─── RECORDS TO USE ───
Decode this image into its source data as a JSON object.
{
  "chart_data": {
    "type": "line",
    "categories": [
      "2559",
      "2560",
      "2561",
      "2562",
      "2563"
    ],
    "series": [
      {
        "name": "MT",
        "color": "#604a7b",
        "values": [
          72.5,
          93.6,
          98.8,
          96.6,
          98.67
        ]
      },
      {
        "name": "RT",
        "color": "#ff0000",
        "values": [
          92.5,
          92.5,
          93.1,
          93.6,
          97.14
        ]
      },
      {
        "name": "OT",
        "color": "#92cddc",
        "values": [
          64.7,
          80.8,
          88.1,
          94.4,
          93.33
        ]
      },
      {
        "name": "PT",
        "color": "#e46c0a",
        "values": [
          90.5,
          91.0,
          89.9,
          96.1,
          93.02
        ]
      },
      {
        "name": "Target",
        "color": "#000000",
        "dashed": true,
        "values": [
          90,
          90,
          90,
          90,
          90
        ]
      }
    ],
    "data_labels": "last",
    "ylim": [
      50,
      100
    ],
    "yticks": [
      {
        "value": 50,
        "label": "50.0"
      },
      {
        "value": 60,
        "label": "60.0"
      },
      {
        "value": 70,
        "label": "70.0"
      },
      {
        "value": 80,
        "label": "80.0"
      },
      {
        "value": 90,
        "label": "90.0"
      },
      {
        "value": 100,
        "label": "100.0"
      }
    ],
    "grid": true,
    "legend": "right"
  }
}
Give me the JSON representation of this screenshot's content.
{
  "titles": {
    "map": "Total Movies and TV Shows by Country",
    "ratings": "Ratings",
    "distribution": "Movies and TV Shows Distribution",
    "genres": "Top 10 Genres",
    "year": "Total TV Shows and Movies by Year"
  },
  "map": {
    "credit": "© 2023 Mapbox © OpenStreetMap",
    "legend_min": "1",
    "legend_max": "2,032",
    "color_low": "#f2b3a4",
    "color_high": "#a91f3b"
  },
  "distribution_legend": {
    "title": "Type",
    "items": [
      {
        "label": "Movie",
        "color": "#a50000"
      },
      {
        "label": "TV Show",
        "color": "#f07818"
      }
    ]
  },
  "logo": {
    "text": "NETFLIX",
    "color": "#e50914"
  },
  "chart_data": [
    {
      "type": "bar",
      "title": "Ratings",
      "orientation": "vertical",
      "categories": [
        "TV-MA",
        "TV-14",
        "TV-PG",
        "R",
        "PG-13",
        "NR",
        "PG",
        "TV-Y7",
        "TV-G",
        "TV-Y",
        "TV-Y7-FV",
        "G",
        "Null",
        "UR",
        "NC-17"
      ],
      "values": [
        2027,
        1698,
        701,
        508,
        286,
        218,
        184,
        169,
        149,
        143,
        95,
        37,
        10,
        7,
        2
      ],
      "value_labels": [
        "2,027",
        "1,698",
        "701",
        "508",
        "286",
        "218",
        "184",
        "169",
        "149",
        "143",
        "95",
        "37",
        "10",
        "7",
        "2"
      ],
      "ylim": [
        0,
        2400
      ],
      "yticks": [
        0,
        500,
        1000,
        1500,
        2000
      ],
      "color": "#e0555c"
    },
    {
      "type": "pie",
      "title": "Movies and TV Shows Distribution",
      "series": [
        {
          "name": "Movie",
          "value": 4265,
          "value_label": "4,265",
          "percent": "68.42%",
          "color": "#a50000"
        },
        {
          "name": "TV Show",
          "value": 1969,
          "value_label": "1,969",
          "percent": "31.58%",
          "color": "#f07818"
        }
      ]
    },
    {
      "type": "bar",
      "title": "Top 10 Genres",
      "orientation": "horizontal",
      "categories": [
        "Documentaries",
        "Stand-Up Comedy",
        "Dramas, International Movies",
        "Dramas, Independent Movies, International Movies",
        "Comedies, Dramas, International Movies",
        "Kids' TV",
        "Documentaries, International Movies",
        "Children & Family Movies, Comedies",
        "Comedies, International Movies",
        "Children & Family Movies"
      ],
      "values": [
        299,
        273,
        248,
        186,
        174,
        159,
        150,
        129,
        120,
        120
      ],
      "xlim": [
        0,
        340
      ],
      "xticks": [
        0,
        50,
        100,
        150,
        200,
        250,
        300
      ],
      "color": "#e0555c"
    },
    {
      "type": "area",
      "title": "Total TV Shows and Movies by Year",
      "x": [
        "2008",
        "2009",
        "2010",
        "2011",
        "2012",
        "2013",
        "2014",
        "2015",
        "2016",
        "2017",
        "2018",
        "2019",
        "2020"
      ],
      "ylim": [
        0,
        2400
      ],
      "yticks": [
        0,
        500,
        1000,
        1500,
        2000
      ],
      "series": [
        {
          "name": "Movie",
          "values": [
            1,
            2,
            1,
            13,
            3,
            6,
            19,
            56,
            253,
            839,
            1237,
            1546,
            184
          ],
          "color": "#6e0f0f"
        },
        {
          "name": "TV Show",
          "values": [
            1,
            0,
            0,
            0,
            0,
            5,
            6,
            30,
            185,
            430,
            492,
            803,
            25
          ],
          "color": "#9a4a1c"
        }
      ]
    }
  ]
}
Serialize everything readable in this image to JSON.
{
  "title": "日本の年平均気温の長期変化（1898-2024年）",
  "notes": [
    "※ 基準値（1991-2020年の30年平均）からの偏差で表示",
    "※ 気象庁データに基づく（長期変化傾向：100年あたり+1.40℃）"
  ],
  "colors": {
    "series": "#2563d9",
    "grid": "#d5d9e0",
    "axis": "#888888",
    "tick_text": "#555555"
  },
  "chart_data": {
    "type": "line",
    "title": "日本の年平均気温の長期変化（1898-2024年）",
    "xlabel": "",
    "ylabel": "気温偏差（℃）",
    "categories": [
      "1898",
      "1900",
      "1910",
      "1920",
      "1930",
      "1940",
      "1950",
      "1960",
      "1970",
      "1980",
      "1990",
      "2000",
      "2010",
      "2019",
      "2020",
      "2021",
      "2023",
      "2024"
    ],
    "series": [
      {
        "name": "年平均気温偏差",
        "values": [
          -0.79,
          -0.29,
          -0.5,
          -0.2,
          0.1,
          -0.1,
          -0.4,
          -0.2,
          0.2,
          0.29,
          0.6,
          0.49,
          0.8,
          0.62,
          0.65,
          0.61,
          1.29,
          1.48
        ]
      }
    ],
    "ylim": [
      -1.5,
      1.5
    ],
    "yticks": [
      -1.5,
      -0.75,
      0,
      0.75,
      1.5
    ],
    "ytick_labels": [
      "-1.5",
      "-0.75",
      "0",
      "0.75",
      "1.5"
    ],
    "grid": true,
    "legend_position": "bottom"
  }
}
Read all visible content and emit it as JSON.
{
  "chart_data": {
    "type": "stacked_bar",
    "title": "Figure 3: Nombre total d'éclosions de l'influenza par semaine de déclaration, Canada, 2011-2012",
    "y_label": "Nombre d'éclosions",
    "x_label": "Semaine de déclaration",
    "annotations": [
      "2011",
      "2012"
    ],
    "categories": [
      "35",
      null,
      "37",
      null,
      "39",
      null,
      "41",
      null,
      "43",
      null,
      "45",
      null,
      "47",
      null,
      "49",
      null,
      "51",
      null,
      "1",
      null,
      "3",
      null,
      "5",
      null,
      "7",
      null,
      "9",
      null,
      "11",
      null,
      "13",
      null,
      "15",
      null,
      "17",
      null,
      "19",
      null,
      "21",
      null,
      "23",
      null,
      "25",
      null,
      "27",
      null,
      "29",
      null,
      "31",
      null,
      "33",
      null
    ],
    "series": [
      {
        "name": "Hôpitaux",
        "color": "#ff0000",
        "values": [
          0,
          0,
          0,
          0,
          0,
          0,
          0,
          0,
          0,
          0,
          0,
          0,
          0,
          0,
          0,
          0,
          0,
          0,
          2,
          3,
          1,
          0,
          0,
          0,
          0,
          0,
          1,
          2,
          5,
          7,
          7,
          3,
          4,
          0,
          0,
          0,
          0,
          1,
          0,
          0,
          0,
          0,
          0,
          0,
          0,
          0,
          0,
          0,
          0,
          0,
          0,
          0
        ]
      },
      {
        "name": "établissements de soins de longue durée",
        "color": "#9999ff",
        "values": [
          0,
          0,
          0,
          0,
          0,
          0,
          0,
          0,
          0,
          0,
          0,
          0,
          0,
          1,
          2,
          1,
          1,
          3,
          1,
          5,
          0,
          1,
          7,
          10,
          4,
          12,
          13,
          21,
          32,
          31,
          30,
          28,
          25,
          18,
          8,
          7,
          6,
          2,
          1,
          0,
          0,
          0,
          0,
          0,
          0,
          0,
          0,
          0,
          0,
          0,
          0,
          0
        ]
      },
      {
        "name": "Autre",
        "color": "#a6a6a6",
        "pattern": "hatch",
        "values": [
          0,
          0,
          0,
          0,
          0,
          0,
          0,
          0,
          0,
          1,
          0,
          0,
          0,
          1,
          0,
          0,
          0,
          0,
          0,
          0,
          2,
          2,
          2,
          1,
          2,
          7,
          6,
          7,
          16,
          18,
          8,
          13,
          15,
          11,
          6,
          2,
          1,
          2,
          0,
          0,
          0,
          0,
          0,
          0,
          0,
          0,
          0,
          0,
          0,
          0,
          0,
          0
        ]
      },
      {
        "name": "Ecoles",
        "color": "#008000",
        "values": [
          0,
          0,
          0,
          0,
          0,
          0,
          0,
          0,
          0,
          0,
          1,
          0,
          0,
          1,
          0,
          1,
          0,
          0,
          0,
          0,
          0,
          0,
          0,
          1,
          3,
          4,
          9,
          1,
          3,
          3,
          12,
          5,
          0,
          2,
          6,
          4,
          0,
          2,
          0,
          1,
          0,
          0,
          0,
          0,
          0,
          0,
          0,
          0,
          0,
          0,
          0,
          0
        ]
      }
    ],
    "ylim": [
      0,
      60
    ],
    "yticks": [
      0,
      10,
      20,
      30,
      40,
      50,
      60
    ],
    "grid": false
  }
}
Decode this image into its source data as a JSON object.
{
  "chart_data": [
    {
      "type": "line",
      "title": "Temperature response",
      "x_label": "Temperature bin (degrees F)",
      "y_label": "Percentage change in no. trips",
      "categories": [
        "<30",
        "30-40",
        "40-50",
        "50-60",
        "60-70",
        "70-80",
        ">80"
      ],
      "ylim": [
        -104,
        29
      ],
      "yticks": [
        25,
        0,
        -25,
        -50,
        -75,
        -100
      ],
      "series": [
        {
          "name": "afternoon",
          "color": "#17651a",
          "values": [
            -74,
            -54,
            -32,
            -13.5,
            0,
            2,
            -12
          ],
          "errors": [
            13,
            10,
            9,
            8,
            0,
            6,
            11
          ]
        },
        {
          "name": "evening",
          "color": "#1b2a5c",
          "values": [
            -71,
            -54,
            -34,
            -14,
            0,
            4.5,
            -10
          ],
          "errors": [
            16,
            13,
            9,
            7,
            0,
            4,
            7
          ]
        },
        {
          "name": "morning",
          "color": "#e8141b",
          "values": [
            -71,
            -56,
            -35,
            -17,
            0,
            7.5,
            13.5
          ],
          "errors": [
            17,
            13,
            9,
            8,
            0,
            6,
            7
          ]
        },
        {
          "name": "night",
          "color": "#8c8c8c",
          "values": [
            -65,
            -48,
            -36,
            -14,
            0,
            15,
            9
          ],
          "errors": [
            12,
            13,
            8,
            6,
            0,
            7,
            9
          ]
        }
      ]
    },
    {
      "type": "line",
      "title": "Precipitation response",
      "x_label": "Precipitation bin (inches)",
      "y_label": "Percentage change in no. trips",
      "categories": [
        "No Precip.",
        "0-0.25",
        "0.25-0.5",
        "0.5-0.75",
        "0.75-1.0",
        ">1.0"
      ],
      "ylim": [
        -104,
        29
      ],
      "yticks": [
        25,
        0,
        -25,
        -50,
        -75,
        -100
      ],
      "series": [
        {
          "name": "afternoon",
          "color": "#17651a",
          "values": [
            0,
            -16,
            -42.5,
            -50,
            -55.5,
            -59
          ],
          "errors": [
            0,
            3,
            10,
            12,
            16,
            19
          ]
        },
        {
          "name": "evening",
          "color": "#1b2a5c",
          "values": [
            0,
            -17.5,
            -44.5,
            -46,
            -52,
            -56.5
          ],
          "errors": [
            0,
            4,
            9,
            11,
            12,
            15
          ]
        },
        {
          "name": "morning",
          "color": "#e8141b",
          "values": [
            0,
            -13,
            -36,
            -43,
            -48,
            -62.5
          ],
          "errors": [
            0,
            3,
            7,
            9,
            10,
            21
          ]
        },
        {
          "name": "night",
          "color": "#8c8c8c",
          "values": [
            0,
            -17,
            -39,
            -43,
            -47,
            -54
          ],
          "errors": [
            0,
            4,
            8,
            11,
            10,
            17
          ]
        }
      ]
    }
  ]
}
───
● SHORT EXERCISE: Search the lines for the string "International" and copy every line that has it.

● WORKED ANSWER:
        "Dramas, International Movies",
        "Dramas, Independent Movies, International Movies",
        "Comedies, Dramas, International Movies",
        "Documentaries, International Movies",
        "Comedies, International Movies",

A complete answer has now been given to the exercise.